- WHAT TO WORK ON -
Every line that holds the string "ASASI" is to be identified and copied.

- DATA FOR THE TASK -
---------------

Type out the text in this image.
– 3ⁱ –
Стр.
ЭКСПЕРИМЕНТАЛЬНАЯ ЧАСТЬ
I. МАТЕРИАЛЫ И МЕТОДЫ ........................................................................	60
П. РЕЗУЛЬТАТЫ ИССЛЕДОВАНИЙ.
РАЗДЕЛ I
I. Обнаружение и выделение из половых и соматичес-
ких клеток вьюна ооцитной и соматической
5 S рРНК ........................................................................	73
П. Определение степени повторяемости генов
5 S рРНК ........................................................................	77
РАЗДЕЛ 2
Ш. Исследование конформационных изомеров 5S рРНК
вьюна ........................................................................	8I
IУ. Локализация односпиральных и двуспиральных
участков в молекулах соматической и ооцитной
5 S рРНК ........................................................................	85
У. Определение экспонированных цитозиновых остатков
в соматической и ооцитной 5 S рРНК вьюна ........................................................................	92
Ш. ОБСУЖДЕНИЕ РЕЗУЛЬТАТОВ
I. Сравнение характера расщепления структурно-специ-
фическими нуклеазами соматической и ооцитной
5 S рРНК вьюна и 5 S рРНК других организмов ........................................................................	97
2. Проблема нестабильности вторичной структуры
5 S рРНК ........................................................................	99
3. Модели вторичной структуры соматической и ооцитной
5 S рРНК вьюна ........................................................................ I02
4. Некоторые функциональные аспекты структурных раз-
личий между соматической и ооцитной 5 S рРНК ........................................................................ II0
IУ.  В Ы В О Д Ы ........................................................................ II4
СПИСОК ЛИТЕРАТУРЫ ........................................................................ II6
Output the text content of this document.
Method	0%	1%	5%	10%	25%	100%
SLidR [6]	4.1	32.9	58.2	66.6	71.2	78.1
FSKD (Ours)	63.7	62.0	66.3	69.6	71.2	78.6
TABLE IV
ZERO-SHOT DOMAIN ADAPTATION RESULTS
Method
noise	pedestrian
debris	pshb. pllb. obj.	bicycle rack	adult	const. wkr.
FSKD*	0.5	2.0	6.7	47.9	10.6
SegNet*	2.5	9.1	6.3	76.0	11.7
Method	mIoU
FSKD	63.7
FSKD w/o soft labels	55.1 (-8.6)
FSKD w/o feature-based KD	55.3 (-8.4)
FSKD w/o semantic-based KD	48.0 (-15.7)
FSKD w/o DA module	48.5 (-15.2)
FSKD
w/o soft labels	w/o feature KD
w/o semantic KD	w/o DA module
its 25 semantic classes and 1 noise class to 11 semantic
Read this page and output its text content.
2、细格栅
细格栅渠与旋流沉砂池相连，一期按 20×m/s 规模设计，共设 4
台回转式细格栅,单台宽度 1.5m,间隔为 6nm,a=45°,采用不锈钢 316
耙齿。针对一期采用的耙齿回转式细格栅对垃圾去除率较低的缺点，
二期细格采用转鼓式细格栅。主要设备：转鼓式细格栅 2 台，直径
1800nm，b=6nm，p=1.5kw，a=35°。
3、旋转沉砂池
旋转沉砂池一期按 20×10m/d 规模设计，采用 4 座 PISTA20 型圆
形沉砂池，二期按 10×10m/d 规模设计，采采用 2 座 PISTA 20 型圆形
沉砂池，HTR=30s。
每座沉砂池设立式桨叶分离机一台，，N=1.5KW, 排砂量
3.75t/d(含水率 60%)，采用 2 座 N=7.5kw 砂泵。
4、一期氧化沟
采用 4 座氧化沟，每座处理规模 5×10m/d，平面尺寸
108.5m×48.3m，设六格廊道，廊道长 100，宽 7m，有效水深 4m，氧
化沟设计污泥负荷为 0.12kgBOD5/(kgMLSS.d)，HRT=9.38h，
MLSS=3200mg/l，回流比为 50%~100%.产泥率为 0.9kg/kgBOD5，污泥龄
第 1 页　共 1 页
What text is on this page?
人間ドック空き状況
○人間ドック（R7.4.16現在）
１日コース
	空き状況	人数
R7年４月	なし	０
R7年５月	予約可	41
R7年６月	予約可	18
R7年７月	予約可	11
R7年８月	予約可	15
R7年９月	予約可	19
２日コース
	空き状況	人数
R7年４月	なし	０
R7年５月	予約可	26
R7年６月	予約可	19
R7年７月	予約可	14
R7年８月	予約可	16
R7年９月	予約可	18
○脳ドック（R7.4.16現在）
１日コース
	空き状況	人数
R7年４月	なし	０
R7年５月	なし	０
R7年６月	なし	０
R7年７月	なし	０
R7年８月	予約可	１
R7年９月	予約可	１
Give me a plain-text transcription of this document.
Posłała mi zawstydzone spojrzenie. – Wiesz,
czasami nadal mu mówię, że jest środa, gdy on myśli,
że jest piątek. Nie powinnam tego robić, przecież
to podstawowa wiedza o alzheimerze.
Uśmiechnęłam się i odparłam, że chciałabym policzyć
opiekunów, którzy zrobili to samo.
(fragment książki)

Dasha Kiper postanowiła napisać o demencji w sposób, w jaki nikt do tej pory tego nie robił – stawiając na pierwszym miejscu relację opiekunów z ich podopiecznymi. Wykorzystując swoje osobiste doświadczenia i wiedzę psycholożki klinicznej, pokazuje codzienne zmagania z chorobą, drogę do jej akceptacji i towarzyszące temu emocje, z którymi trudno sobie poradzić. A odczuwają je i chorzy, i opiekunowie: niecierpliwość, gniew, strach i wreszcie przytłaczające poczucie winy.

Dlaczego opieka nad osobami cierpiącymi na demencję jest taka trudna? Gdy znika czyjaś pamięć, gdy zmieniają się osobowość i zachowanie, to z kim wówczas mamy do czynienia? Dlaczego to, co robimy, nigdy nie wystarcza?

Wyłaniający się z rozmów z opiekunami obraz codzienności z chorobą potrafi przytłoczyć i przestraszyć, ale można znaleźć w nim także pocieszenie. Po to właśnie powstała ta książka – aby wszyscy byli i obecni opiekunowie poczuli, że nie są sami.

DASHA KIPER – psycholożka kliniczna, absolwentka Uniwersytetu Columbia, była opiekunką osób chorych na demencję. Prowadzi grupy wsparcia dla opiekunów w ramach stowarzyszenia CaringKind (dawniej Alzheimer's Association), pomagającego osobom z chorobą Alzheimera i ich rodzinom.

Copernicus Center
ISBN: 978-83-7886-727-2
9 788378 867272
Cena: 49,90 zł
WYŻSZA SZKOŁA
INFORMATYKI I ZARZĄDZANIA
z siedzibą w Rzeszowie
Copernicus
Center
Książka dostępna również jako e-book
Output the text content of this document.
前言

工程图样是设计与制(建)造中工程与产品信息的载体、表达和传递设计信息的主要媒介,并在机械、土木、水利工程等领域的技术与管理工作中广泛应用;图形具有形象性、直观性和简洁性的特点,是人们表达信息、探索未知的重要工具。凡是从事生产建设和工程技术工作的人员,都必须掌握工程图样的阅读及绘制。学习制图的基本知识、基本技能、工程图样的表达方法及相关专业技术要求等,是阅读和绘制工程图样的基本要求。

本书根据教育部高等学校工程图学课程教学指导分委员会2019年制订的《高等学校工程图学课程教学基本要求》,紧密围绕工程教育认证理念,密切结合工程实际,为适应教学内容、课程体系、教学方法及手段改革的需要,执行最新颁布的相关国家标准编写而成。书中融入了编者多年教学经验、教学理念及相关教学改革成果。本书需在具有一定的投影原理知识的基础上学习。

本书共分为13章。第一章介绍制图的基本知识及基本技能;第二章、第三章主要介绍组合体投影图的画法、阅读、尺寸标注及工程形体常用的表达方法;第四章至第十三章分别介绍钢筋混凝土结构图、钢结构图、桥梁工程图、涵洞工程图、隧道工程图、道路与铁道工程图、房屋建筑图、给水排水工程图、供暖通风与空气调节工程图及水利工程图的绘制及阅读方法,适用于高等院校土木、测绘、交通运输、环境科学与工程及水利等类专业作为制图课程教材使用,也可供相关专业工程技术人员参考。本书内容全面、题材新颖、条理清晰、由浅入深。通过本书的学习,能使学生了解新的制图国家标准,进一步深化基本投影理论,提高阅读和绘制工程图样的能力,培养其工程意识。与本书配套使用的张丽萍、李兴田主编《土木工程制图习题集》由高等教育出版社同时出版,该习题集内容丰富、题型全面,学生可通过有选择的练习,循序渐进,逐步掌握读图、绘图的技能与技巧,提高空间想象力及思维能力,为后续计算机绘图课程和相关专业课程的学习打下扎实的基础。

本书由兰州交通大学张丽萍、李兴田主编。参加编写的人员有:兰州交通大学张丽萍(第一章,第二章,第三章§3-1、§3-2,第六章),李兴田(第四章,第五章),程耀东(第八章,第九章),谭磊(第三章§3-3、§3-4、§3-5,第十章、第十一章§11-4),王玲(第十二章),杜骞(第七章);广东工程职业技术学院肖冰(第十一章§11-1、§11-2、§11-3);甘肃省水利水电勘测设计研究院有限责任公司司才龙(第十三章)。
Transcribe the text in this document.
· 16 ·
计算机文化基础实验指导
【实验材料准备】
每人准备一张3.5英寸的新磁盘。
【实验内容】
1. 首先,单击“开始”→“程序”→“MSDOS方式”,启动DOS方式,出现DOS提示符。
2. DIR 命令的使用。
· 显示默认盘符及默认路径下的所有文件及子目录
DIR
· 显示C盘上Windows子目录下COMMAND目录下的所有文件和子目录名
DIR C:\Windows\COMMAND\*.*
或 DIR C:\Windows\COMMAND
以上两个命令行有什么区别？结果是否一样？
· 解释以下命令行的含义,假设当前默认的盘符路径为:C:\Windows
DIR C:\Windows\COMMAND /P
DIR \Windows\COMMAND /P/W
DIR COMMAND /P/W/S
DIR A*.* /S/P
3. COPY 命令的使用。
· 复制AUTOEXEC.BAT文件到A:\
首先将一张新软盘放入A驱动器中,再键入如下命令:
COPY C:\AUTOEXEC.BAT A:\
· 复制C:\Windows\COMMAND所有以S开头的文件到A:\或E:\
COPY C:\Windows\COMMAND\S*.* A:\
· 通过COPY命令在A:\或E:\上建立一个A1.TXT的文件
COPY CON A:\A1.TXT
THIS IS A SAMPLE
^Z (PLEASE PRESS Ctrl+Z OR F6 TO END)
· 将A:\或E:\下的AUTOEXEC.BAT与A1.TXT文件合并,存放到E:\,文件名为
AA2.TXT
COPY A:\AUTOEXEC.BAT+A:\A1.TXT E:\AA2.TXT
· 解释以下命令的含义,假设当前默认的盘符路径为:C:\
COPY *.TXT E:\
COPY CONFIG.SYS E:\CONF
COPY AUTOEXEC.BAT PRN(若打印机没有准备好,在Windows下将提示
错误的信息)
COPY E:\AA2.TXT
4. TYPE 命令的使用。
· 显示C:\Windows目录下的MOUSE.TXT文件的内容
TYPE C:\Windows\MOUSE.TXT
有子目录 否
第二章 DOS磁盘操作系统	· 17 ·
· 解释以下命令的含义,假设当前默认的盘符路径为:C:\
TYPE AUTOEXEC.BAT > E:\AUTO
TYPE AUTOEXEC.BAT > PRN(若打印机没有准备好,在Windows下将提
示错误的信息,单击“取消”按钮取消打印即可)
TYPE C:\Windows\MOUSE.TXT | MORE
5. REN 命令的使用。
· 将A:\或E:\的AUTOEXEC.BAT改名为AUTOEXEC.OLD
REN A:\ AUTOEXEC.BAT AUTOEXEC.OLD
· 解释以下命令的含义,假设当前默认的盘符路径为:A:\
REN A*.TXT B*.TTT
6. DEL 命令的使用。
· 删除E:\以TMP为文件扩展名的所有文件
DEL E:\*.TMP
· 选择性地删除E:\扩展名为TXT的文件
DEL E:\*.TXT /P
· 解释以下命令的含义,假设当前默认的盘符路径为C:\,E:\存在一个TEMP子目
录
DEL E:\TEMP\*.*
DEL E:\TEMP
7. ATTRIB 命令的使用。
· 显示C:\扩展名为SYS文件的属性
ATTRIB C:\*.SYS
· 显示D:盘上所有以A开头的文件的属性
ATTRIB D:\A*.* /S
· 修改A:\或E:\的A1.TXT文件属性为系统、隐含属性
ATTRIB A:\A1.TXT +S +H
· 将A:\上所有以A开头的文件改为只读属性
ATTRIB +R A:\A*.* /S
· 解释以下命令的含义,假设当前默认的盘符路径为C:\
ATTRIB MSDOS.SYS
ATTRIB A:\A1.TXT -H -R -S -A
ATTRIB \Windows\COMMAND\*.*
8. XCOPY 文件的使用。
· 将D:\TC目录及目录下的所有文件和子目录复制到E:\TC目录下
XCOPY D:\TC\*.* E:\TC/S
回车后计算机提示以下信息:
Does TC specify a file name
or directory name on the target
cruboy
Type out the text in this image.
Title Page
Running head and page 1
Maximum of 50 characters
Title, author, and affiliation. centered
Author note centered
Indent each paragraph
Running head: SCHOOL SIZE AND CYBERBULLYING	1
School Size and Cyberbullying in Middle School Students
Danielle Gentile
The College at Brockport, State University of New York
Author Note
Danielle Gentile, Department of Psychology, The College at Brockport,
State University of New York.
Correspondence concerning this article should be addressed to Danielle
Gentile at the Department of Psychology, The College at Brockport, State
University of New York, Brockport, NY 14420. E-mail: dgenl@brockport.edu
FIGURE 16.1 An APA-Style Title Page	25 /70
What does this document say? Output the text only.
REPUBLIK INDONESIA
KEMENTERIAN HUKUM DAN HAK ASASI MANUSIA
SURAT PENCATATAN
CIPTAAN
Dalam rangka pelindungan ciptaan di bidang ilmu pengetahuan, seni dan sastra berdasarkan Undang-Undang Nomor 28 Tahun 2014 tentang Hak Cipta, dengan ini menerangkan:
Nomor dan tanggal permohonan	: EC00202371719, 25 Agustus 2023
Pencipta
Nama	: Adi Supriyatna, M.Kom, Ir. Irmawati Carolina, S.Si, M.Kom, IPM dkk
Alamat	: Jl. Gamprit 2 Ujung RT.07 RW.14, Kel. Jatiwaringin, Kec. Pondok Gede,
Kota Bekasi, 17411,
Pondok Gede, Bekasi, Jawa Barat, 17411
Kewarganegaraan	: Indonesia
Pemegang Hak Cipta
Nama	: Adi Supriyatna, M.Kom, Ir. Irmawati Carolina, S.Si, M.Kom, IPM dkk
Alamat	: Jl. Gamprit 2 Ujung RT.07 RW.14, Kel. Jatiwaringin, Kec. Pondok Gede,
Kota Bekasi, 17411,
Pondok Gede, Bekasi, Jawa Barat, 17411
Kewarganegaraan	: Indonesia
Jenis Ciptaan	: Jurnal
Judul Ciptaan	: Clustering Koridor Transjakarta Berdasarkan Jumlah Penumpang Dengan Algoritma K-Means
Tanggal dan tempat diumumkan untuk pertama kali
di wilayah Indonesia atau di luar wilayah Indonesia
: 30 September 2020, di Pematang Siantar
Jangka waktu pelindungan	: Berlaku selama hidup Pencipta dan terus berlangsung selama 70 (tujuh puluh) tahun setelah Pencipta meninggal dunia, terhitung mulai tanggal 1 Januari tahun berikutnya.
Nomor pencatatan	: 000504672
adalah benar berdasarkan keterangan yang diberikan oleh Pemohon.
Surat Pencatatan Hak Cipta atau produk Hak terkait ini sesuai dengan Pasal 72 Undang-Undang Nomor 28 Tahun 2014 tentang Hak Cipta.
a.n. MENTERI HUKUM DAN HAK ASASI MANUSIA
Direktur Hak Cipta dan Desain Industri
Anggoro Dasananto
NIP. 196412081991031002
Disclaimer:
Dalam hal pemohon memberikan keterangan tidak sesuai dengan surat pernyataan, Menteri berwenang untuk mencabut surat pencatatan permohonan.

---------------

- SOLUTION TO THIS EXERCISE -
KEMENTERIAN HUKUM DAN HAK ASASI MANUSIA
a.n. MENTERI HUKUM DAN HAK ASASI MANUSIA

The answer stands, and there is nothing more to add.